▶ [Task goal] Write out the material exactly, leaving every picture behind.

▶ [Stored data entries]

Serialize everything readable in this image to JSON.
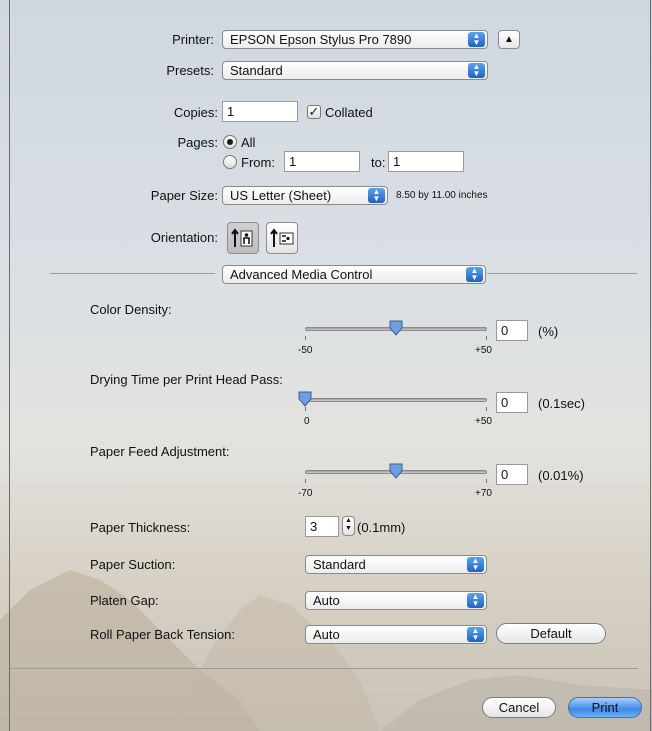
{
  "printer": {
    "label": "Printer:",
    "value": "EPSON Epson Stylus Pro 7890"
  },
  "presets": {
    "label": "Presets:",
    "value": "Standard"
  },
  "copies": {
    "label": "Copies:",
    "value": "1",
    "collated_label": "Collated",
    "collated_checked": true
  },
  "pages": {
    "label": "Pages:",
    "all_label": "All",
    "from_label": "From:",
    "from_value": "1",
    "to_label": "to:",
    "to_value": "1",
    "selected": "All"
  },
  "paper_size": {
    "label": "Paper Size:",
    "value": "US Letter (Sheet)",
    "dimensions": "8.50 by 11.00 inches"
  },
  "orientation": {
    "label": "Orientation:",
    "selected": "portrait"
  },
  "panel_menu": {
    "value": "Advanced Media Control"
  },
  "color_density": {
    "label": "Color Density:",
    "min_label": "-50",
    "max_label": "+50",
    "value": "0",
    "unit": "(%)",
    "min": -50,
    "max": 50,
    "current": 0
  },
  "drying_time": {
    "label": "Drying Time per Print Head Pass:",
    "min_label": "0",
    "max_label": "+50",
    "value": "0",
    "unit": "(0.1sec)",
    "min": 0,
    "max": 50,
    "current": 0
  },
  "paper_feed": {
    "label": "Paper Feed Adjustment:",
    "min_label": "-70",
    "max_label": "+70",
    "value": "0",
    "unit": "(0.01%)",
    "min": -70,
    "max": 70,
    "current": 0
  },
  "paper_thickness": {
    "label": "Paper Thickness:",
    "value": "3",
    "unit": "(0.1mm)"
  },
  "paper_suction": {
    "label": "Paper Suction:",
    "value": "Standard"
  },
  "platen_gap": {
    "label": "Platen Gap:",
    "value": "Auto"
  },
  "roll_tension": {
    "label": "Roll Paper Back Tension:",
    "value": "Auto",
    "default_button": "Default"
  },
  "footer": {
    "cancel": "Cancel",
    "print": "Print"
  },
  "colors": {
    "accent": "#3c8ae8"
  }
}
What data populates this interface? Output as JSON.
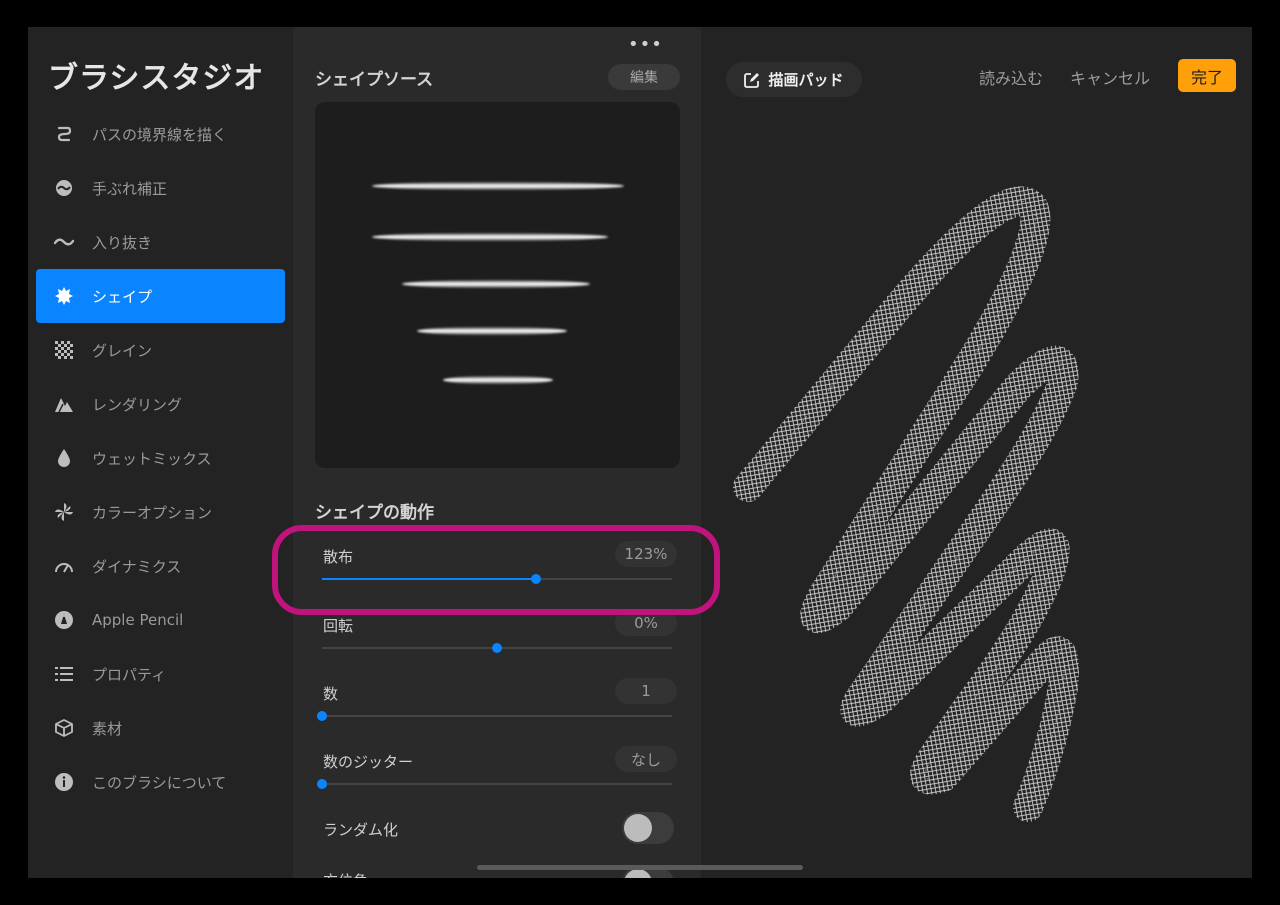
{
  "app_title": "ブラシスタジオ",
  "sidebar": {
    "items": [
      {
        "label": "パスの境界線を描く",
        "icon": "stroke-path-icon"
      },
      {
        "label": "手ぶれ補正",
        "icon": "stabilization-icon"
      },
      {
        "label": "入り抜き",
        "icon": "taper-icon"
      },
      {
        "label": "シェイプ",
        "icon": "shape-icon",
        "active": true
      },
      {
        "label": "グレイン",
        "icon": "grain-icon"
      },
      {
        "label": "レンダリング",
        "icon": "rendering-icon"
      },
      {
        "label": "ウェットミックス",
        "icon": "wet-mix-icon"
      },
      {
        "label": "カラーオプション",
        "icon": "color-options-icon"
      },
      {
        "label": "ダイナミクス",
        "icon": "dynamics-icon"
      },
      {
        "label": "Apple Pencil",
        "icon": "apple-pencil-icon"
      },
      {
        "label": "プロパティ",
        "icon": "properties-icon"
      },
      {
        "label": "素材",
        "icon": "materials-icon"
      },
      {
        "label": "このブラシについて",
        "icon": "info-icon"
      }
    ]
  },
  "panel": {
    "shape_source_title": "シェイプソース",
    "edit_label": "編集",
    "behavior_title": "シェイプの動作",
    "sliders": [
      {
        "label": "散布",
        "value": "123%",
        "fraction": 0.61
      },
      {
        "label": "回転",
        "value": "0%",
        "fraction": 0.5
      },
      {
        "label": "数",
        "value": "1",
        "fraction": 0.0
      },
      {
        "label": "数のジッター",
        "value": "なし",
        "fraction": 0.0
      }
    ],
    "randomize_label": "ランダム化",
    "randomize_on": false,
    "cutoff_label": "方位角"
  },
  "header": {
    "drawpad_label": "描画パッド",
    "import_label": "読み込む",
    "cancel_label": "キャンセル",
    "done_label": "完了"
  },
  "colors": {
    "accent": "#0a84ff",
    "done": "#ff9f0a",
    "highlight": "#c0137d"
  }
}
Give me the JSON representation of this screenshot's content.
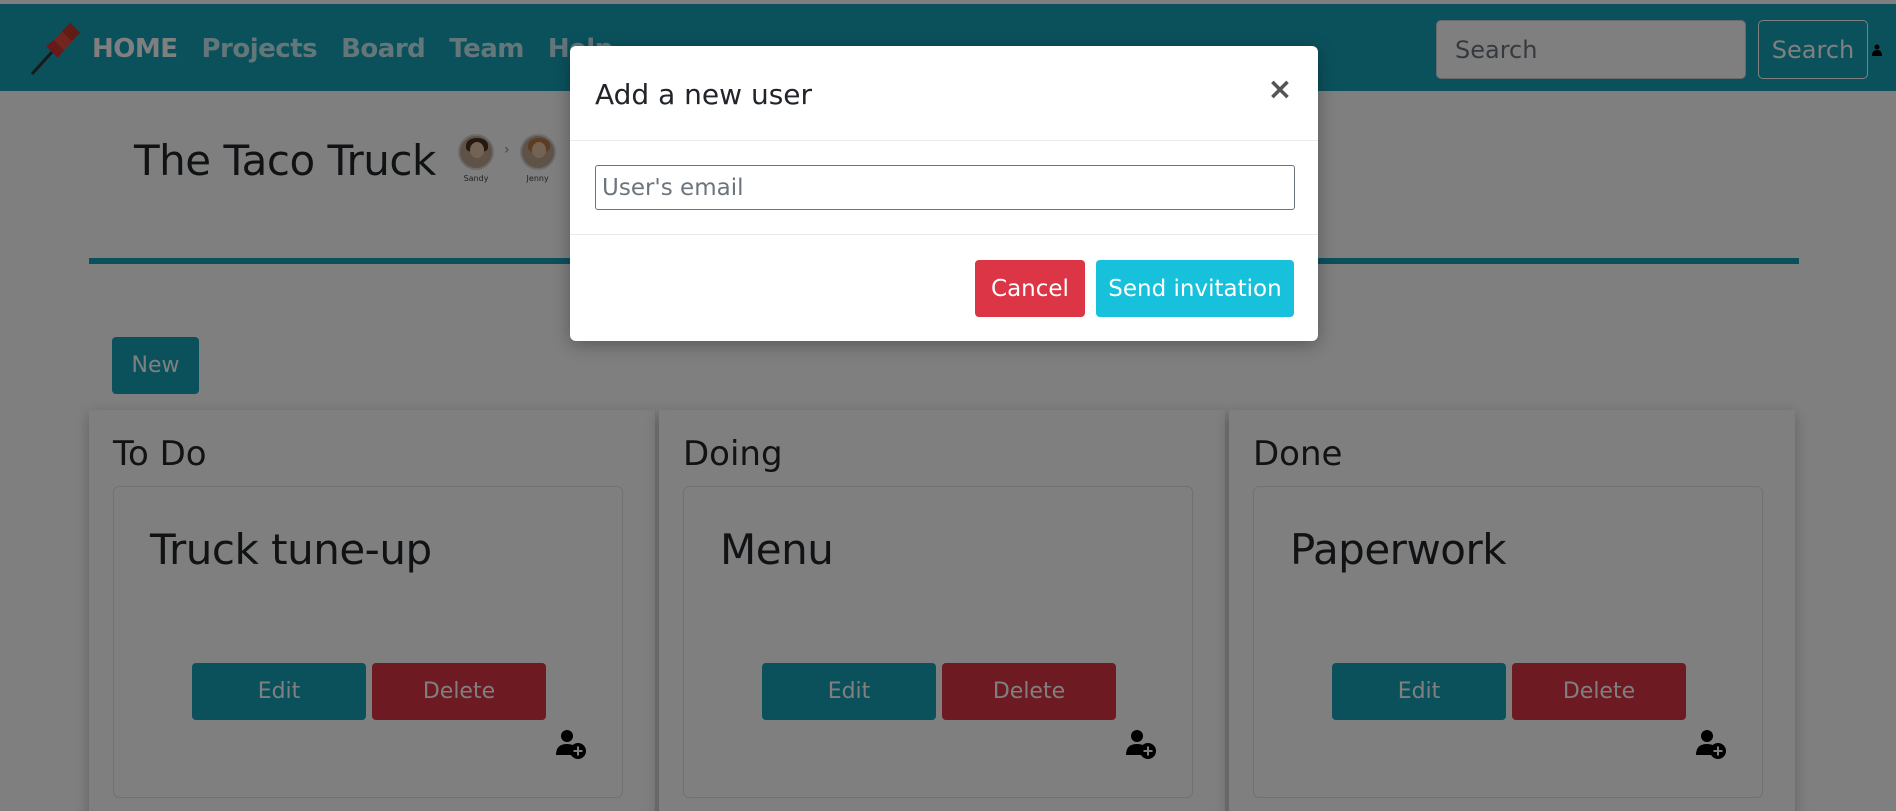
{
  "navbar": {
    "links": [
      "HOME",
      "Projects",
      "Board",
      "Team",
      "Help"
    ],
    "search_placeholder": "Search",
    "search_button": "Search"
  },
  "project": {
    "title": "The Taco Truck",
    "members": [
      {
        "name": "Sandy"
      },
      {
        "name": "Jenny"
      }
    ]
  },
  "toolbar": {
    "new_label": "New"
  },
  "columns": [
    {
      "title": "To Do",
      "card": {
        "title": "Truck tune-up",
        "edit": "Edit",
        "delete": "Delete"
      }
    },
    {
      "title": "Doing",
      "card": {
        "title": "Menu",
        "edit": "Edit",
        "delete": "Delete"
      }
    },
    {
      "title": "Done",
      "card": {
        "title": "Paperwork",
        "edit": "Edit",
        "delete": "Delete"
      }
    }
  ],
  "modal": {
    "title": "Add a new user",
    "close_glyph": "×",
    "email_placeholder": "User's email",
    "cancel_label": "Cancel",
    "send_label": "Send invitation"
  },
  "colors": {
    "primary": "#17a2b8",
    "danger": "#dc3545",
    "info": "#17c1db"
  },
  "icons": {
    "logo": "pushpin-icon",
    "add_user": "add-user-icon",
    "user": "user-icon",
    "close": "close-icon"
  }
}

▶ [Task response]
Serialize everything readable in this image to JSON.
{
  "printer": {
    "label": "Printer:",
    "value": "EPSON Epson Stylus Pro 7890"
  },
  "presets": {
    "label": "Presets:",
    "value": "Standard"
  },
  "copies": {
    "label": "Copies:",
    "value": "1",
    "collated_label": "Collated",
    "collated_checked": true
  },
  "pages": {
    "label": "Pages:",
    "all_label": "All",
    "from_label": "From:",
    "from_value": "1",
    "to_label": "to:",
    "to_value": "1",
    "selected": "All"
  },
  "paper_size": {
    "label": "Paper Size:",
    "value": "US Letter (Sheet)",
    "dimensions": "8.50 by 11.00 inches"
  },
  "orientation": {
    "label": "Orientation:",
    "selected": "portrait"
  },
  "panel_menu": {
    "value": "Advanced Media Control"
  },
  "color_density": {
    "label": "Color Density:",
    "min_label": "-50",
    "max_label": "+50",
    "value": "0",
    "unit": "(%)",
    "min": -50,
    "max": 50,
    "current": 0
  },
  "drying_time": {
    "label": "Drying Time per Print Head Pass:",
    "min_label": "0",
    "max_label": "+50",
    "value": "0",
    "unit": "(0.1sec)",
    "min": 0,
    "max": 50,
    "current": 0
  },
  "paper_feed": {
    "label": "Paper Feed Adjustment:",
    "min_label": "-70",
    "max_label": "+70",
    "value": "0",
    "unit": "(0.01%)",
    "min": -70,
    "max": 70,
    "current": 0
  },
  "paper_thickness": {
    "label": "Paper Thickness:",
    "value": "3",
    "unit": "(0.1mm)"
  },
  "paper_suction": {
    "label": "Paper Suction:",
    "value": "Standard"
  },
  "platen_gap": {
    "label": "Platen Gap:",
    "value": "Auto"
  },
  "roll_tension": {
    "label": "Roll Paper Back Tension:",
    "value": "Auto",
    "default_button": "Default"
  },
  "footer": {
    "cancel": "Cancel",
    "print": "Print"
  },
  "colors": {
    "accent": "#3c8ae8"
  }
}
What data populates this interface? Output as JSON.
{
  "app_title": "ブラシスタジオ",
  "sidebar": {
    "items": [
      {
        "label": "パスの境界線を描く",
        "icon": "stroke-path-icon"
      },
      {
        "label": "手ぶれ補正",
        "icon": "stabilization-icon"
      },
      {
        "label": "入り抜き",
        "icon": "taper-icon"
      },
      {
        "label": "シェイプ",
        "icon": "shape-icon",
        "active": true
      },
      {
        "label": "グレイン",
        "icon": "grain-icon"
      },
      {
        "label": "レンダリング",
        "icon": "rendering-icon"
      },
      {
        "label": "ウェットミックス",
        "icon": "wet-mix-icon"
      },
      {
        "label": "カラーオプション",
        "icon": "color-options-icon"
      },
      {
        "label": "ダイナミクス",
        "icon": "dynamics-icon"
      },
      {
        "label": "Apple Pencil",
        "icon": "apple-pencil-icon"
      },
      {
        "label": "プロパティ",
        "icon": "properties-icon"
      },
      {
        "label": "素材",
        "icon": "materials-icon"
      },
      {
        "label": "このブラシについて",
        "icon": "info-icon"
      }
    ]
  },
  "panel": {
    "shape_source_title": "シェイプソース",
    "edit_label": "編集",
    "behavior_title": "シェイプの動作",
    "sliders": [
      {
        "label": "散布",
        "value": "123%",
        "fraction": 0.61
      },
      {
        "label": "回転",
        "value": "0%",
        "fraction": 0.5
      },
      {
        "label": "数",
        "value": "1",
        "fraction": 0.0
      },
      {
        "label": "数のジッター",
        "value": "なし",
        "fraction": 0.0
      }
    ],
    "randomize_label": "ランダム化",
    "randomize_on": false,
    "cutoff_label": "方位角"
  },
  "header": {
    "drawpad_label": "描画パッド",
    "import_label": "読み込む",
    "cancel_label": "キャンセル",
    "done_label": "完了"
  },
  "colors": {
    "accent": "#0a84ff",
    "done": "#ff9f0a",
    "highlight": "#c0137d"
  }
}
Give me the JSON representation of this screenshot's content.
{
  "navbar": {
    "links": [
      "HOME",
      "Projects",
      "Board",
      "Team",
      "Help"
    ],
    "search_placeholder": "Search",
    "search_button": "Search"
  },
  "project": {
    "title": "The Taco Truck",
    "members": [
      {
        "name": "Sandy"
      },
      {
        "name": "Jenny"
      }
    ]
  },
  "toolbar": {
    "new_label": "New"
  },
  "columns": [
    {
      "title": "To Do",
      "card": {
        "title": "Truck tune-up",
        "edit": "Edit",
        "delete": "Delete"
      }
    },
    {
      "title": "Doing",
      "card": {
        "title": "Menu",
        "edit": "Edit",
        "delete": "Delete"
      }
    },
    {
      "title": "Done",
      "card": {
        "title": "Paperwork",
        "edit": "Edit",
        "delete": "Delete"
      }
    }
  ],
  "modal": {
    "title": "Add a new user",
    "close_glyph": "×",
    "email_placeholder": "User's email",
    "cancel_label": "Cancel",
    "send_label": "Send invitation"
  },
  "colors": {
    "primary": "#17a2b8",
    "danger": "#dc3545",
    "info": "#17c1db"
  },
  "icons": {
    "logo": "pushpin-icon",
    "add_user": "add-user-icon",
    "user": "user-icon",
    "close": "close-icon"
  }
}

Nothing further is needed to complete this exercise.